■ Data for processing
━━━━━━

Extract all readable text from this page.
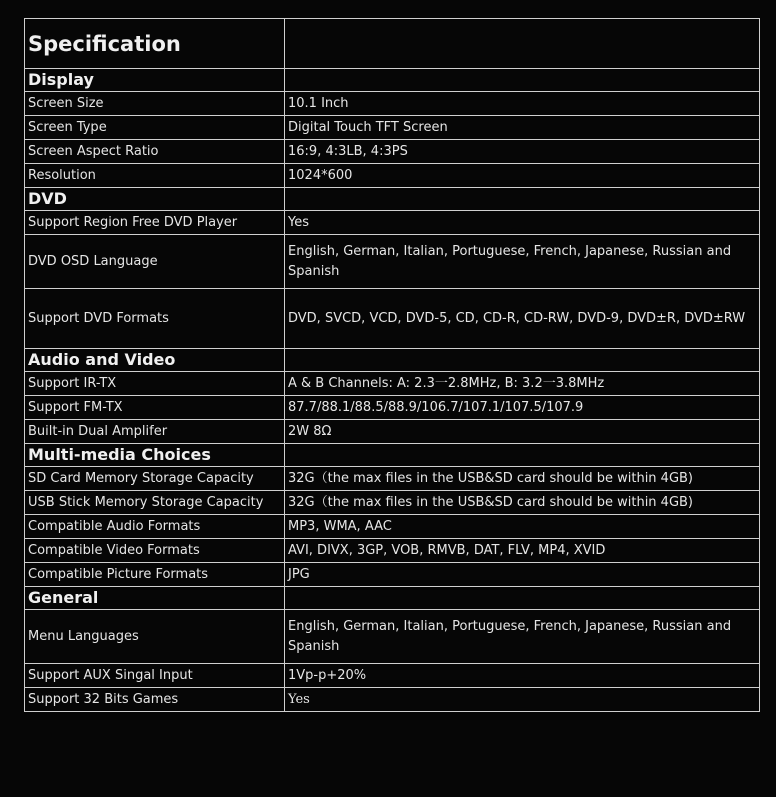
Specification	
Display	
Screen Size	10.1 Inch
Screen Type	Digital Touch TFT Screen
Screen Aspect Ratio	16:9, 4:3LB, 4:3PS
Resolution	1024*600
DVD	
Support Region Free DVD Player	Yes
DVD OSD Language	English, German, Italian, Portuguese, French, Japanese, Russian and Spanish
Support DVD Formats	DVD, SVCD, VCD, DVD-5, CD, CD-R, CD-RW, DVD-9, DVD±R, DVD±RW
Audio and Video	
Support IR-TX	A & B Channels: A: 2.3一2.8MHz, B: 3.2一3.8MHz
Support FM-TX	87.7/88.1/88.5/88.9/106.7/107.1/107.5/107.9
Built-in Dual Amplifer	2W 8Ω
Multi-media Choices	
SD Card Memory Storage Capacity	32G（the max files in the USB&SD card should be within 4GB)
USB Stick Memory Storage Capacity	32G（the max files in the USB&SD card should be within 4GB)
Compatible Audio Formats	MP3, WMA, AAC
Compatible Video Formats	AVI, DIVX, 3GP, VOB, RMVB, DAT, FLV, MP4, XVID
Compatible Picture Formats	JPG
General	
Menu Languages	English, German, Italian, Portuguese, French, Japanese, Russian and Spanish
Support AUX Singal Input	1Vp-p+20%
Support 32 Bits Games	Yes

━━━━━━

■ Short exercise
In your copy, repeat each record exactly and include no pictures.

■ Task result
Extract all readable text from this page.
Specification	
Display	
Screen Size	10.1 Inch
Screen Type	Digital Touch TFT Screen
Screen Aspect Ratio	16:9, 4:3LB, 4:3PS
Resolution	1024*600
DVD	
Support Region Free DVD Player	Yes
DVD OSD Language	English, German, Italian, Portuguese, French, Japanese, Russian and Spanish
Support DVD Formats	DVD, SVCD, VCD, DVD-5, CD, CD-R, CD-RW, DVD-9, DVD±R, DVD±RW
Audio and Video	
Support IR-TX	A & B Channels: A: 2.3一2.8MHz, B: 3.2一3.8MHz
Support FM-TX	87.7/88.1/88.5/88.9/106.7/107.1/107.5/107.9
Built-in Dual Amplifer	2W 8Ω
Multi-media Choices	
SD Card Memory Storage Capacity	32G（the max files in the USB&SD card should be within 4GB)
USB Stick Memory Storage Capacity	32G（the max files in the USB&SD card should be within 4GB)
Compatible Audio Formats	MP3, WMA, AAC
Compatible Video Formats	AVI, DIVX, 3GP, VOB, RMVB, DAT, FLV, MP4, XVID
Compatible Picture Formats	JPG
General	
Menu Languages	English, German, Italian, Portuguese, French, Japanese, Russian and Spanish
Support AUX Singal Input	1Vp-p+20%
Support 32 Bits Games	Yes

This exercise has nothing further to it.